* begin SOURCE DATA *

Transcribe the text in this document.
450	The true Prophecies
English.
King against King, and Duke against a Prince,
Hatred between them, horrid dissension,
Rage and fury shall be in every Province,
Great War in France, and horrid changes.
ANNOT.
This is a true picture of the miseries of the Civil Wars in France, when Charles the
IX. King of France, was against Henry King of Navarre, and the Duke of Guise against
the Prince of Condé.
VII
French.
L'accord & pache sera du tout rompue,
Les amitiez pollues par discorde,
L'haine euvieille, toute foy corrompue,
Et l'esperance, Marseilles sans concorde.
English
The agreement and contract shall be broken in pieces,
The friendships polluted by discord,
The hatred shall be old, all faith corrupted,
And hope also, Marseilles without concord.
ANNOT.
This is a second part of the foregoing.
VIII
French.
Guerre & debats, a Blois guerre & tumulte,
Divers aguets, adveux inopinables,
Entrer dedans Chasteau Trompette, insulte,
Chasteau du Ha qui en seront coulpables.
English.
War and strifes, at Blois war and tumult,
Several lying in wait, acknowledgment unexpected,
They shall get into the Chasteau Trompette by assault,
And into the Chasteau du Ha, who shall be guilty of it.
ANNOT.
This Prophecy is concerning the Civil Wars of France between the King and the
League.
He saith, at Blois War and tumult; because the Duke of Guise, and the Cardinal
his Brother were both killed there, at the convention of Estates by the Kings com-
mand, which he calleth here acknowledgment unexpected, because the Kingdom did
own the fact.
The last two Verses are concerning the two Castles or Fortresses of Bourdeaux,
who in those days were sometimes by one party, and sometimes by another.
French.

* end SOURCE DATA *

#### OBJECTIVE:
Print the material above once more, exactly.

#### TASK SOLUTION:
Transcribe the text in this document.
450	The true Prophecies
English.
King against King, and Duke against a Prince,
Hatred between them, horrid dissension,
Rage and fury shall be in every Province,
Great War in France, and horrid changes.
ANNOT.
This is a true picture of the miseries of the Civil Wars in France, when Charles the
IX. King of France, was against Henry King of Navarre, and the Duke of Guise against
the Prince of Condé.
VII
French.
L'accord & pache sera du tout rompue,
Les amitiez pollues par discorde,
L'haine euvieille, toute foy corrompue,
Et l'esperance, Marseilles sans concorde.
English
The agreement and contract shall be broken in pieces,
The friendships polluted by discord,
The hatred shall be old, all faith corrupted,
And hope also, Marseilles without concord.
ANNOT.
This is a second part of the foregoing.
VIII
French.
Guerre & debats, a Blois guerre & tumulte,
Divers aguets, adveux inopinables,
Entrer dedans Chasteau Trompette, insulte,
Chasteau du Ha qui en seront coulpables.
English.
War and strifes, at Blois war and tumult,
Several lying in wait, acknowledgment unexpected,
They shall get into the Chasteau Trompette by assault,
And into the Chasteau du Ha, who shall be guilty of it.
ANNOT.
This Prophecy is concerning the Civil Wars of France between the King and the
League.
He saith, at Blois War and tumult; because the Duke of Guise, and the Cardinal
his Brother were both killed there, at the convention of Estates by the Kings com-
mand, which he calleth here acknowledgment unexpected, because the Kingdom did
own the fact.
The last two Verses are concerning the two Castles or Fortresses of Bourdeaux,
who in those days were sometimes by one party, and sometimes by another.
French.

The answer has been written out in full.